TASK DESCRIPTION:
Find the lines below that contain the string "禀赋选择职业教育或普通教育". Copy each one.

==*==

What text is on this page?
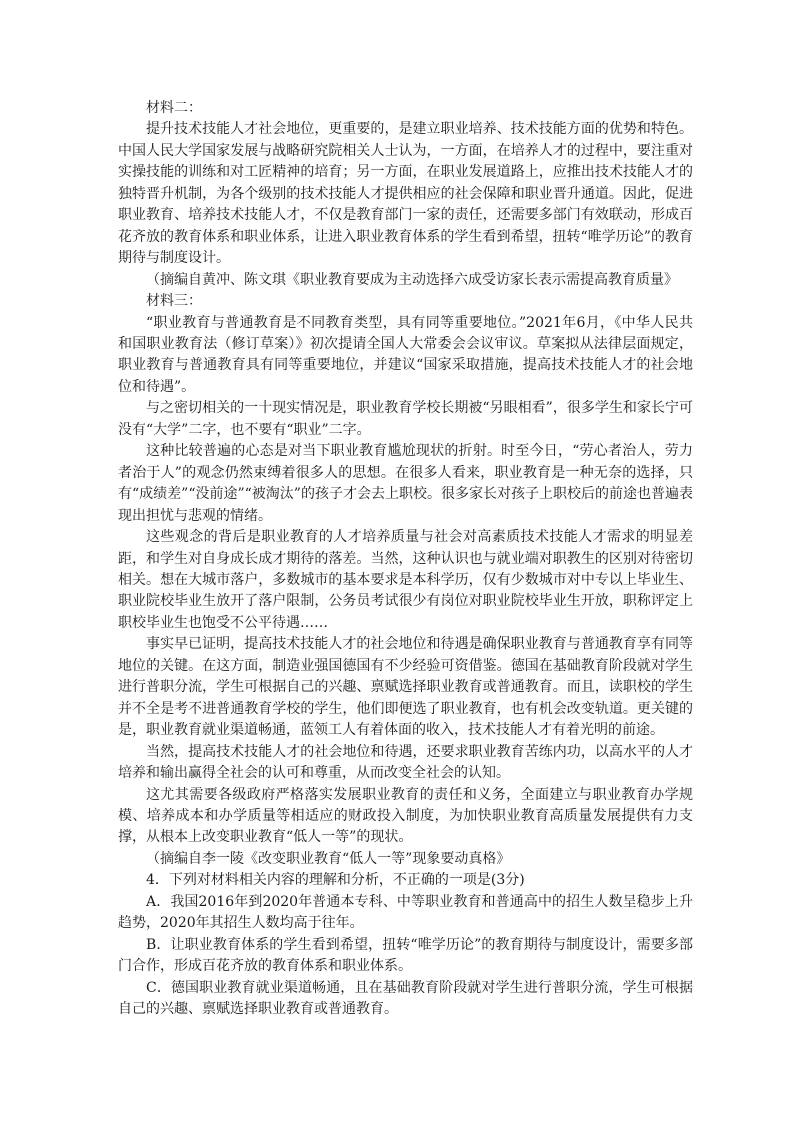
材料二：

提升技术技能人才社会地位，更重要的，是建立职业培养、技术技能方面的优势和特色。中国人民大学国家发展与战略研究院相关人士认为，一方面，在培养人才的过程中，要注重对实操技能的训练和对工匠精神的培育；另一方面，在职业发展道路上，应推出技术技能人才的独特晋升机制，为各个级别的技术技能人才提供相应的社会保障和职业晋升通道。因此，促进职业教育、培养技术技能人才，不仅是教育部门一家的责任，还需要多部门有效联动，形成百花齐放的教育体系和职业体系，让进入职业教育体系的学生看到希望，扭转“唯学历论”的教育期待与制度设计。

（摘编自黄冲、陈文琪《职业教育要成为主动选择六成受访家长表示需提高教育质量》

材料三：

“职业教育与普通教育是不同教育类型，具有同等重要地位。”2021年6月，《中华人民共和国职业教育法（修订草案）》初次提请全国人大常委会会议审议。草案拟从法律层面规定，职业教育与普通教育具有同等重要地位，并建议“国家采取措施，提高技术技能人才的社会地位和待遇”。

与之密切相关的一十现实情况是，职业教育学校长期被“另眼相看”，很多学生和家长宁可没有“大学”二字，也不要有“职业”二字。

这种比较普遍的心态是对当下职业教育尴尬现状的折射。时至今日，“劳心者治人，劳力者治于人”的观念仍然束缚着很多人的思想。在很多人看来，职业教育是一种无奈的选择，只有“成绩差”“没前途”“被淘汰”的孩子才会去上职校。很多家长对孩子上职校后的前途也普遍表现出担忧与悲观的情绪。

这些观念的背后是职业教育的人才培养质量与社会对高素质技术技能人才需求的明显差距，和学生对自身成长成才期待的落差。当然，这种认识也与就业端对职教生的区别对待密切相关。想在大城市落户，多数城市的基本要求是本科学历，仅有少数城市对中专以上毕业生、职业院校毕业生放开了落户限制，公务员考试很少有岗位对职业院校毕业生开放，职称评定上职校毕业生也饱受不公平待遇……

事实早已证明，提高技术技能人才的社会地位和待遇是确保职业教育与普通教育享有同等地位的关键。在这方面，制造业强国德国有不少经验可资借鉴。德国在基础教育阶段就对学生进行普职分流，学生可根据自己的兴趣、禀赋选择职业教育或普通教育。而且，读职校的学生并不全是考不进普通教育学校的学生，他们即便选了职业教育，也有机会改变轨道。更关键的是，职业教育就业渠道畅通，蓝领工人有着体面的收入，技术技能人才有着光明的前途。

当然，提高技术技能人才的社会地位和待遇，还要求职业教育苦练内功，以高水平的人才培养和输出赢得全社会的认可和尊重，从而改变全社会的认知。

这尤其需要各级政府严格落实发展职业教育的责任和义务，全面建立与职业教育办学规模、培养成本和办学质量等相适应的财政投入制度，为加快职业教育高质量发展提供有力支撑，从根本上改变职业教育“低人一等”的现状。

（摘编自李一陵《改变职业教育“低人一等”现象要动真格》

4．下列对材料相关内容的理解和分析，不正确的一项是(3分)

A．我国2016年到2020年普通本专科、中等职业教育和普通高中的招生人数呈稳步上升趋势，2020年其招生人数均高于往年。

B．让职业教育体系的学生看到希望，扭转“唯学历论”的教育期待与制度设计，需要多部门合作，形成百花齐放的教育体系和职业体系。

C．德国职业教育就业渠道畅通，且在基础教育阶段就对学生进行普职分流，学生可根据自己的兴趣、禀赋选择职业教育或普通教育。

==*==

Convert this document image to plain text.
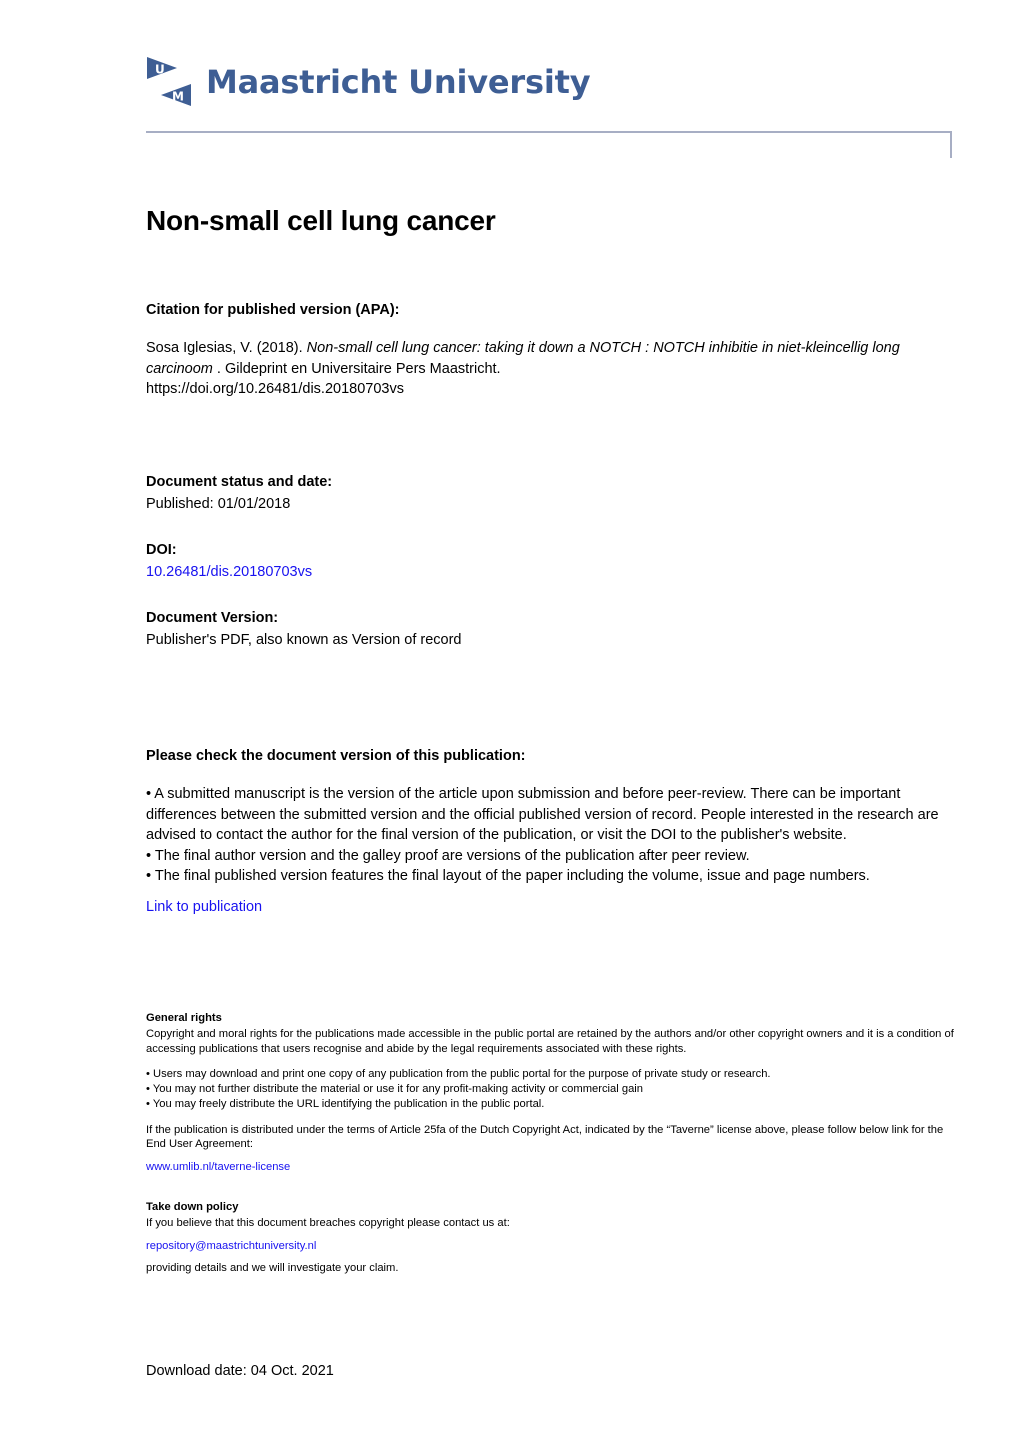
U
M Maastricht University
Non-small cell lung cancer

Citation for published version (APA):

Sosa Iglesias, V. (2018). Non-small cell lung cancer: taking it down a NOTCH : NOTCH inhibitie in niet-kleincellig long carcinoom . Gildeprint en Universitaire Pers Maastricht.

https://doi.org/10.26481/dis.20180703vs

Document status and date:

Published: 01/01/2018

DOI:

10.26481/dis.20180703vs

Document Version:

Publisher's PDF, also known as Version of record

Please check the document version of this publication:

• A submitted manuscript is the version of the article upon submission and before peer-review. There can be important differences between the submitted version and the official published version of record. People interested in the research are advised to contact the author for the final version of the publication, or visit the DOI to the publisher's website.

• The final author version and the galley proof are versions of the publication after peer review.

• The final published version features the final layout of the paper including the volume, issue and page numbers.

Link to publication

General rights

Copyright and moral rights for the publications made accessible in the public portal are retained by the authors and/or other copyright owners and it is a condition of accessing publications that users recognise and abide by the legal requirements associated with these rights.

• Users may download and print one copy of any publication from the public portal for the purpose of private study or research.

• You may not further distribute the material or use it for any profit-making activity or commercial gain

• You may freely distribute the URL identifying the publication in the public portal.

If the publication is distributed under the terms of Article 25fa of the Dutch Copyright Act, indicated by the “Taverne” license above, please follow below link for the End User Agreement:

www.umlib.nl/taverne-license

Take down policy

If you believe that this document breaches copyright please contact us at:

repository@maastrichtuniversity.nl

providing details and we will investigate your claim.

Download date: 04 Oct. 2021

==*==

FINISHED EXERCISE:
事实早已证明，提高技术技能人才的社会地位和待遇是确保职业教育与普通教育享有同等地位的关键。在这方面，制造业强国德国有不少经验可资借鉴。德国在基础教育阶段就对学生进行普职分流，学生可根据自己的兴趣、禀赋选择职业教育或普通教育。而且，读职校的学生并不全是考不进普通教育学校的学生，他们即便选了职业教育，也有机会改变轨道。更关键的是，职业教育就业渠道畅通，蓝领工人有着体面的收入，技术技能人才有着光明的前途。
C．德国职业教育就业渠道畅通，且在基础教育阶段就对学生进行普职分流，学生可根据自己的兴趣、禀赋选择职业教育或普通教育。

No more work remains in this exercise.